--- BEGIN INPUT RECORDS ---

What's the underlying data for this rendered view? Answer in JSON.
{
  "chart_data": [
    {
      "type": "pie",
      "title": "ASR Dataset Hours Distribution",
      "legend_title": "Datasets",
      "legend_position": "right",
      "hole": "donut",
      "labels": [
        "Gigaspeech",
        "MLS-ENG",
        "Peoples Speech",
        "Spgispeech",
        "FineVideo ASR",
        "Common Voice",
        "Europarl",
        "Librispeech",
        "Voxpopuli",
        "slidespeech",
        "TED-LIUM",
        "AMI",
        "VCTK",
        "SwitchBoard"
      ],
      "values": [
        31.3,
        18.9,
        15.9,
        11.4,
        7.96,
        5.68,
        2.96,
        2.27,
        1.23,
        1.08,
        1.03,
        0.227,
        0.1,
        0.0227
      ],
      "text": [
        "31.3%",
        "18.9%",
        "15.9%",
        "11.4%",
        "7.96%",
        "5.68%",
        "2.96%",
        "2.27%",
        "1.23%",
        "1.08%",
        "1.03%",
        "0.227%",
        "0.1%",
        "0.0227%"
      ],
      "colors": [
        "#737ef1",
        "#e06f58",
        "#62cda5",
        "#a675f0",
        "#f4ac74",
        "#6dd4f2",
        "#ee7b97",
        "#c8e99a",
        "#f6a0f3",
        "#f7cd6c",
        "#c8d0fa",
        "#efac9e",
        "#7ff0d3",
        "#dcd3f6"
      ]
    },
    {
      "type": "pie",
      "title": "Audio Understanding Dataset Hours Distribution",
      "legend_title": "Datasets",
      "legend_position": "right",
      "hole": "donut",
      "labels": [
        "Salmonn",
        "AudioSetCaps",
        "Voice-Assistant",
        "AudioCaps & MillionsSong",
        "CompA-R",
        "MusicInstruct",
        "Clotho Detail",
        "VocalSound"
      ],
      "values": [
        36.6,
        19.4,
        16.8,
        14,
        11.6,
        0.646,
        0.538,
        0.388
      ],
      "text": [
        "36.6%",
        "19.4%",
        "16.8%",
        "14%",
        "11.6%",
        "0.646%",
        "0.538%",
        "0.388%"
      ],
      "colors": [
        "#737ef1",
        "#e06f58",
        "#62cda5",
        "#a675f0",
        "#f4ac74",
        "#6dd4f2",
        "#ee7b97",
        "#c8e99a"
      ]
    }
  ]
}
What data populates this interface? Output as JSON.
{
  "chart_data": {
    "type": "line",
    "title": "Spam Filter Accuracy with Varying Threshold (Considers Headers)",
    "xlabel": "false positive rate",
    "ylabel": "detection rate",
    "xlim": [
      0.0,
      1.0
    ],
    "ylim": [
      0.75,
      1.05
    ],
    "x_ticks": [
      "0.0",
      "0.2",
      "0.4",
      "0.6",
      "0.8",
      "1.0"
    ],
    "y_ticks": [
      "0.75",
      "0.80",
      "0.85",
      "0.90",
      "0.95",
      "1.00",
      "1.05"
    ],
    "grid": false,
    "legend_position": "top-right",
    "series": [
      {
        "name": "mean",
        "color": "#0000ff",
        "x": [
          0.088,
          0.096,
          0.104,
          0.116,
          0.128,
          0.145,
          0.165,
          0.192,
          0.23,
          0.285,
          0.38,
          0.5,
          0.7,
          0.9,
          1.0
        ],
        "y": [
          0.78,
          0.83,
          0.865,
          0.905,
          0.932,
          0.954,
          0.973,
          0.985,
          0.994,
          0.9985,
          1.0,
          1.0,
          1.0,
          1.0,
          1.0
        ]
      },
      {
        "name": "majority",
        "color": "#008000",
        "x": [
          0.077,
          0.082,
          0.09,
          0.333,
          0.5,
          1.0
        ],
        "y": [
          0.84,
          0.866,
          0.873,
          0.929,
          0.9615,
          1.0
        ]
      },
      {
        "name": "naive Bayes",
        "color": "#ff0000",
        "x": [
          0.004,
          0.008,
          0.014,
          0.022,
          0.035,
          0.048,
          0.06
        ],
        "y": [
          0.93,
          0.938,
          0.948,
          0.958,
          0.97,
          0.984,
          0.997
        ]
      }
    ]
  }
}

--- END INPUT RECORDS ---

**GIVEN EXERCISE**
Return all lines of the material above in which the word "this" occurs.

**TASK RESULT**
What's the underlying data for this rendered view? Answer in JSON.
What data populates this interface? Output as JSON.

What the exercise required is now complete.